**Exercise:** Could you copy every line from the material below in which "status" appears?

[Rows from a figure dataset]
+ + + + + + +

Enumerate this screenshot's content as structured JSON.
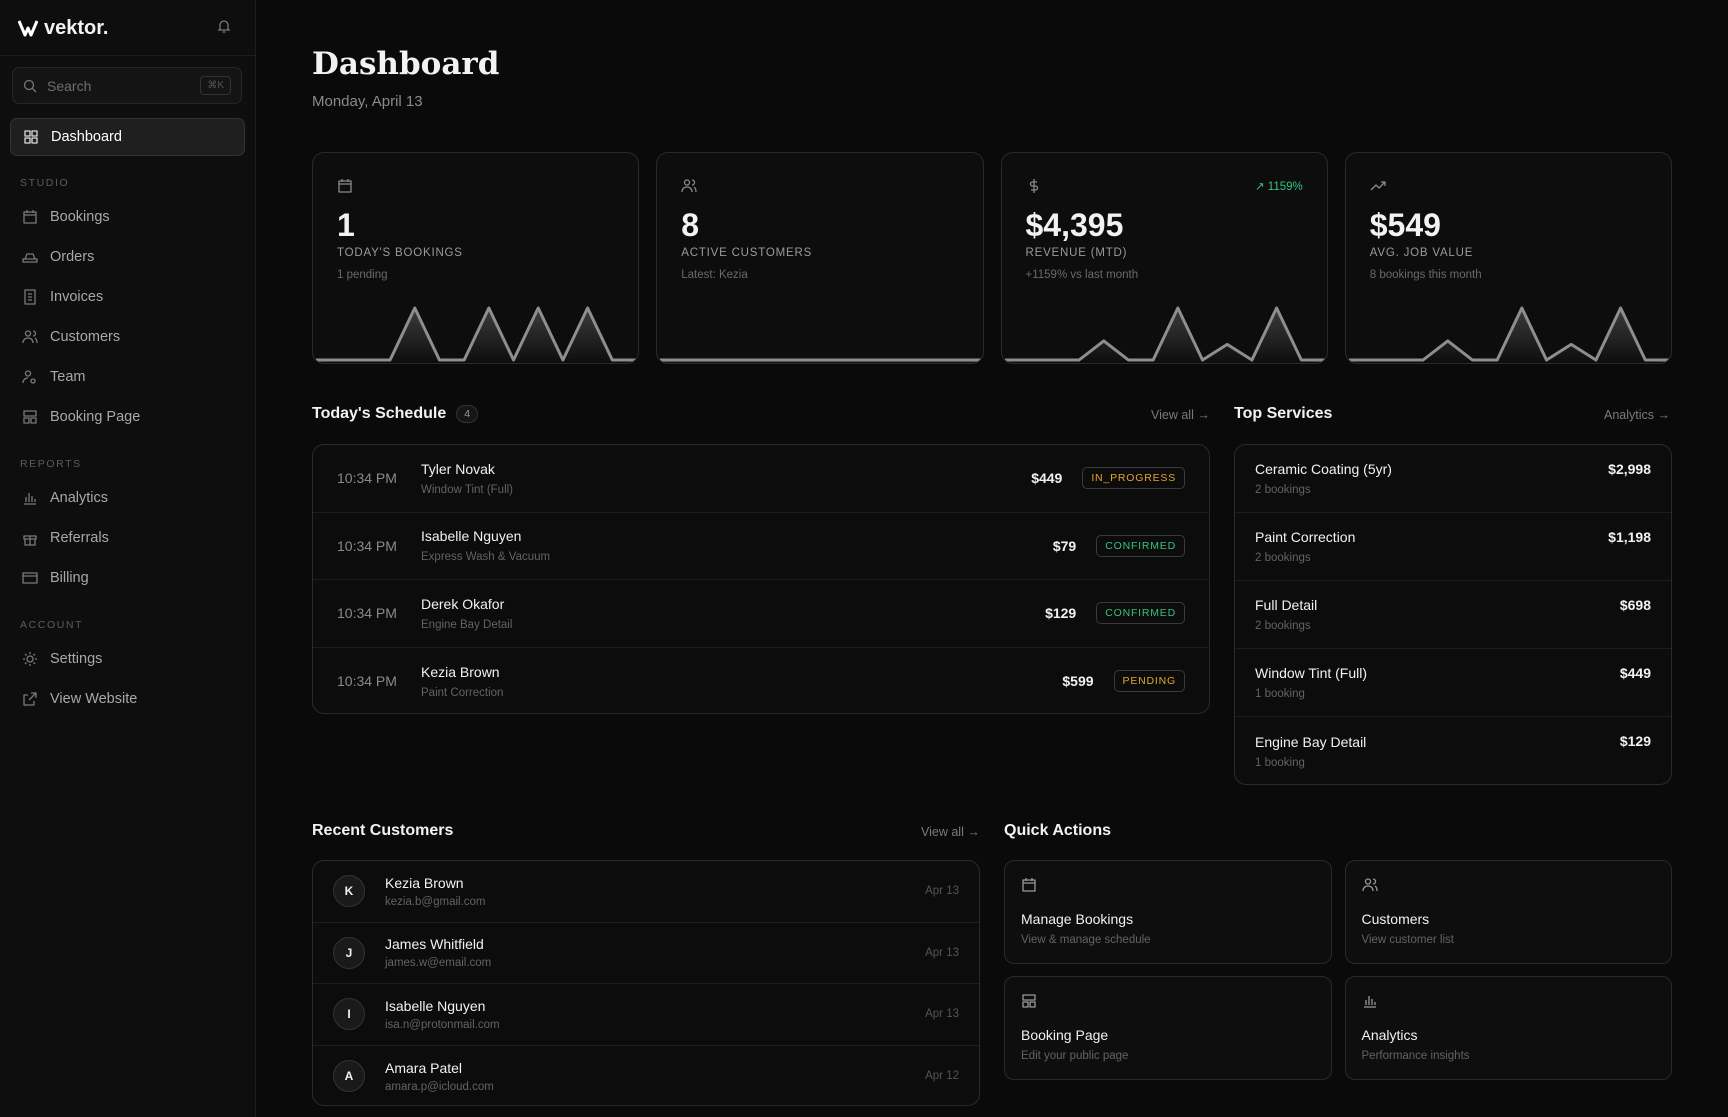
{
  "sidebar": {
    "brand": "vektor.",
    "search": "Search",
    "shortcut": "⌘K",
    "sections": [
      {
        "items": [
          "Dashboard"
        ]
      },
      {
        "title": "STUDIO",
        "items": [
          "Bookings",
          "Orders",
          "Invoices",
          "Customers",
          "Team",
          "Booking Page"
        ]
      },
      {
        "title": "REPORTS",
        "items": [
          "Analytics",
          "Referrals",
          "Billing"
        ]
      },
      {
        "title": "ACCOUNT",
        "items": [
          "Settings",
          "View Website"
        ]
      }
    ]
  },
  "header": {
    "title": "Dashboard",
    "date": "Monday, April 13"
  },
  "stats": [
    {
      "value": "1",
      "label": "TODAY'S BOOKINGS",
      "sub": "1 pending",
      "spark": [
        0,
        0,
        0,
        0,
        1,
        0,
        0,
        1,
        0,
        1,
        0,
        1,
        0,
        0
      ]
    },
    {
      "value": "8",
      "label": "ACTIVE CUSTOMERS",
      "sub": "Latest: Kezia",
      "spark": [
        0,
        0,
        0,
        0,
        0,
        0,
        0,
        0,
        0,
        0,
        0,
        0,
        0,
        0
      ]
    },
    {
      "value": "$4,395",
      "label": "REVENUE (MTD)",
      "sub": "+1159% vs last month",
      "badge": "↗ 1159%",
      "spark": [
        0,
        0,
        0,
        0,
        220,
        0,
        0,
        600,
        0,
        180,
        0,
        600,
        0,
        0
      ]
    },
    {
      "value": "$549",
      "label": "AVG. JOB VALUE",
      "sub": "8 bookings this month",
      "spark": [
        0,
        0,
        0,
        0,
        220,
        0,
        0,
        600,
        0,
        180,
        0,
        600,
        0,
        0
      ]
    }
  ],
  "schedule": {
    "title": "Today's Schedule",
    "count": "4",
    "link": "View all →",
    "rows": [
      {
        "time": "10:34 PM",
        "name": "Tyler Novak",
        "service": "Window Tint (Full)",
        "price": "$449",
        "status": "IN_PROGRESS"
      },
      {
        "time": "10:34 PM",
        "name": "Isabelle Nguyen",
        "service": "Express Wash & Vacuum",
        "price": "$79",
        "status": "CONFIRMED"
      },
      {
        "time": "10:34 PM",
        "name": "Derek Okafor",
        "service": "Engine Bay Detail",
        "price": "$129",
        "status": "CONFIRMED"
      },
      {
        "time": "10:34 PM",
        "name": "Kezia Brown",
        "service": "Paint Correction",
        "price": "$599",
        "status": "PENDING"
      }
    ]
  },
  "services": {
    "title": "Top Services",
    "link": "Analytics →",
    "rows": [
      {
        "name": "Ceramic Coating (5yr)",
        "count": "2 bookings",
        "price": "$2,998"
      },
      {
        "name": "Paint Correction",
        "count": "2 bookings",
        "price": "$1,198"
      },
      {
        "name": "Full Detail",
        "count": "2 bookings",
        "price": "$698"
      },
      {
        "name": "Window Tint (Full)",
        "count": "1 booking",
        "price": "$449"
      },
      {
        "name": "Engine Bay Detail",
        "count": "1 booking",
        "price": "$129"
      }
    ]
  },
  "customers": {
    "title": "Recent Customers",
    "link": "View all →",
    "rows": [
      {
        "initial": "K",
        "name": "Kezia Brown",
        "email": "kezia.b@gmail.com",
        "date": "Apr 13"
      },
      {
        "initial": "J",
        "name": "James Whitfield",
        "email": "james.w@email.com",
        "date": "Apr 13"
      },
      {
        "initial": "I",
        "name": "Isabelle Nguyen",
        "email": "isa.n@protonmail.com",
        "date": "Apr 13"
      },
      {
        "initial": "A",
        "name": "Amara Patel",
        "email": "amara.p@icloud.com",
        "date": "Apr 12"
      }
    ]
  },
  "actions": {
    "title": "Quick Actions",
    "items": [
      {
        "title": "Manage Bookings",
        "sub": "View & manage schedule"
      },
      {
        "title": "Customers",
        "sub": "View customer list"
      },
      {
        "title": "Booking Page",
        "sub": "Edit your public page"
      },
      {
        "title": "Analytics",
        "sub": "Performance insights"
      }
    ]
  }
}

+ + + + + + +

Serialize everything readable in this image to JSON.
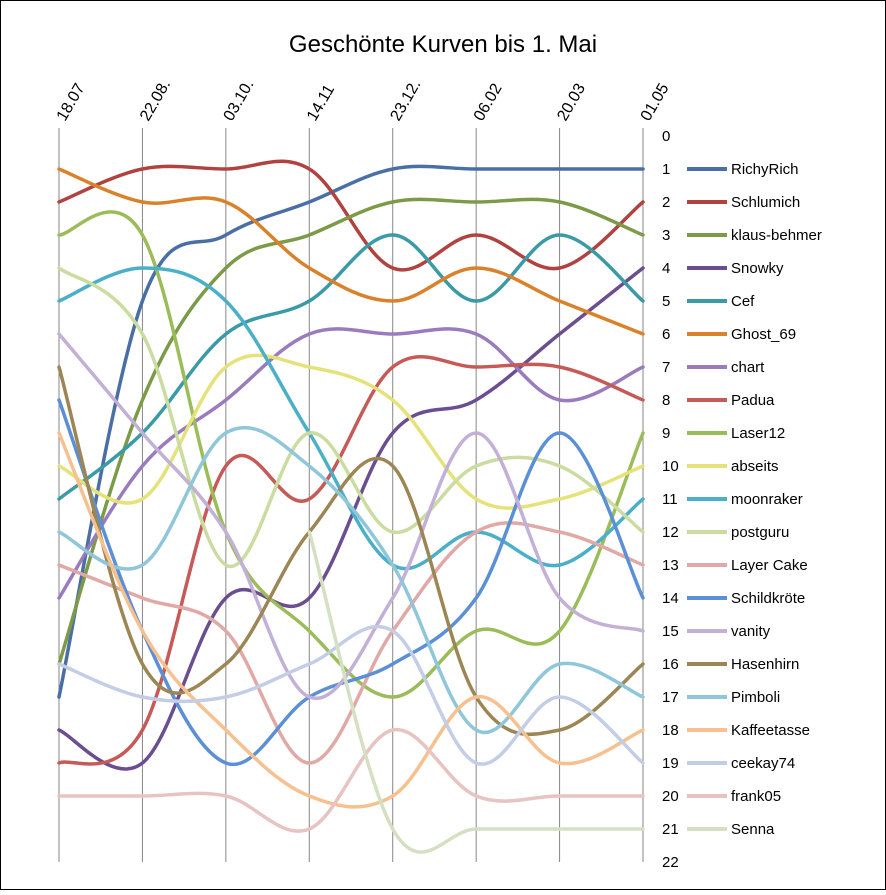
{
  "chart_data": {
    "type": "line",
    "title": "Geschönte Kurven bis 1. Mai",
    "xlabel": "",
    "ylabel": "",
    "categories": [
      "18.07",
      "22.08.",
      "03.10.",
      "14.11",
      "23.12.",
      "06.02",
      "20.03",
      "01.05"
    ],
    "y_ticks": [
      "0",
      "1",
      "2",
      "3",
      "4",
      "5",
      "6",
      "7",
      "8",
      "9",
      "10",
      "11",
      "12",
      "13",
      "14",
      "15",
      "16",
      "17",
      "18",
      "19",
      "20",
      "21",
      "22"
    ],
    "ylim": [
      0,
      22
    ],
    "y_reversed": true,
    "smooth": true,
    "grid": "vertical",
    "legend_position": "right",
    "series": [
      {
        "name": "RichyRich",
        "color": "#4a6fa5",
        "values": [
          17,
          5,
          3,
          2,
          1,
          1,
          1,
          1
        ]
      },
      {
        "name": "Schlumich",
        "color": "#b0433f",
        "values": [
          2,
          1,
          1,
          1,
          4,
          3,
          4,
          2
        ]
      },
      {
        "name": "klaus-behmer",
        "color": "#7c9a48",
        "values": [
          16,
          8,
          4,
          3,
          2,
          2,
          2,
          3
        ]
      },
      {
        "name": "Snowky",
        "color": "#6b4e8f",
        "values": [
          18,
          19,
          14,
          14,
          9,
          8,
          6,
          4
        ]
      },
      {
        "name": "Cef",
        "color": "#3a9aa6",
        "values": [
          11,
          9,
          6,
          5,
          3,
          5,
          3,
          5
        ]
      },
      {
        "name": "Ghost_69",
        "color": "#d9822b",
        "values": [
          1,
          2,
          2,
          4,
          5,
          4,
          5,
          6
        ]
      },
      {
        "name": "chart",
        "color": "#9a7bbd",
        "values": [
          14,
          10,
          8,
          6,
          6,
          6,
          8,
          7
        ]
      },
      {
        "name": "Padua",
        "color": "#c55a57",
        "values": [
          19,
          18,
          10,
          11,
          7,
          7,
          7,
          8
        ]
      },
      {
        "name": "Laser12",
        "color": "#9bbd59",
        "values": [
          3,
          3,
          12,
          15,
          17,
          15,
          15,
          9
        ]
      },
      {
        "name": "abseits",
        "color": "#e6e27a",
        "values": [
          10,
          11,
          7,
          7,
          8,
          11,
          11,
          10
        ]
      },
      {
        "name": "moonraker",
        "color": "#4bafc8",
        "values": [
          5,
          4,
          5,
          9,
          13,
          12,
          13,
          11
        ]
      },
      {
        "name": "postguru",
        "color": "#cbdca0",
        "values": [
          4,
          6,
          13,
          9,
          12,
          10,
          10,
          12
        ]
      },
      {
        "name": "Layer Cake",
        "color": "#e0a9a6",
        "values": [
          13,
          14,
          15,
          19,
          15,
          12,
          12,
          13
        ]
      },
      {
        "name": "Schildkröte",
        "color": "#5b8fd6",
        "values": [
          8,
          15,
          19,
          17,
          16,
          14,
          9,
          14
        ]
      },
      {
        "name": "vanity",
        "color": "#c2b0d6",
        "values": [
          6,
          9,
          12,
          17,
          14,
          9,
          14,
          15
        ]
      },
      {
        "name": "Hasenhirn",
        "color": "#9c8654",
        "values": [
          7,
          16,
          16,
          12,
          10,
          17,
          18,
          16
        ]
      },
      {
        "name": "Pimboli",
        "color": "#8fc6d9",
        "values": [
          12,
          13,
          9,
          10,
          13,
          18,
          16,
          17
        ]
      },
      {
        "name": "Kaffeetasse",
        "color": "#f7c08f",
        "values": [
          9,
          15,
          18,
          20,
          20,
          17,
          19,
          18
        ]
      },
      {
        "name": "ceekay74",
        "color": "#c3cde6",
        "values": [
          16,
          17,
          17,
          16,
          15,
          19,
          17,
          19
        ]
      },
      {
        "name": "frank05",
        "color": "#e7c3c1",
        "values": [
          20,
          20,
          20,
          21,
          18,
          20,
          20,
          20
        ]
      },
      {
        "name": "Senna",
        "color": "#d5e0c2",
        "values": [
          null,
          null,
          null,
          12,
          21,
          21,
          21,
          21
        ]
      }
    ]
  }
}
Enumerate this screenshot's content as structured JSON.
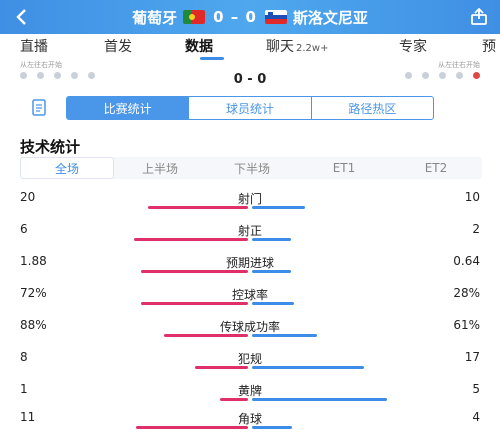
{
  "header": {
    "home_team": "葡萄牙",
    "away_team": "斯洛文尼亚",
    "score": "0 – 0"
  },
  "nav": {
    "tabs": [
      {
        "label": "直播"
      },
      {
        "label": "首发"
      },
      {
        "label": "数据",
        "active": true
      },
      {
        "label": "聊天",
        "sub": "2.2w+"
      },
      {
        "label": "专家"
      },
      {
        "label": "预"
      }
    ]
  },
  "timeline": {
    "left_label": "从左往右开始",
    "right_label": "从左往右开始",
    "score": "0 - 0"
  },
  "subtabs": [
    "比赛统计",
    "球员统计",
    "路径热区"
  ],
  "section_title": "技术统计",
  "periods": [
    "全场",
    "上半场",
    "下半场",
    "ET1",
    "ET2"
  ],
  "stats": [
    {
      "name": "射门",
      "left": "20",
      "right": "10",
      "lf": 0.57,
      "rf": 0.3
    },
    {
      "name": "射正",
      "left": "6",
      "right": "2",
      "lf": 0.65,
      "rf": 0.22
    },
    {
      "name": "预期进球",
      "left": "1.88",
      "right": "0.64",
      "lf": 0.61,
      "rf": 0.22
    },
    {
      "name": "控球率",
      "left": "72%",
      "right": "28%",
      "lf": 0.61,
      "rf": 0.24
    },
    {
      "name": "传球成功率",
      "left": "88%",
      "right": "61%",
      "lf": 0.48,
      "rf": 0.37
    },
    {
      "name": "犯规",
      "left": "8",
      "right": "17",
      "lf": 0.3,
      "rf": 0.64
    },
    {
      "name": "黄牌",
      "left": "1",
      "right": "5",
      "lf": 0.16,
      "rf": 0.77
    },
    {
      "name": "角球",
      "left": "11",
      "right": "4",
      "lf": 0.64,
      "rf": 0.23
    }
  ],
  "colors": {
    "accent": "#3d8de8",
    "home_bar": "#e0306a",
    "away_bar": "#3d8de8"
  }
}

+ + + + + + +

**Result:**
        "status": "IN_PROGRESS"
        "status": "CONFIRMED"
        "status": "CONFIRMED"
        "status": "PENDING"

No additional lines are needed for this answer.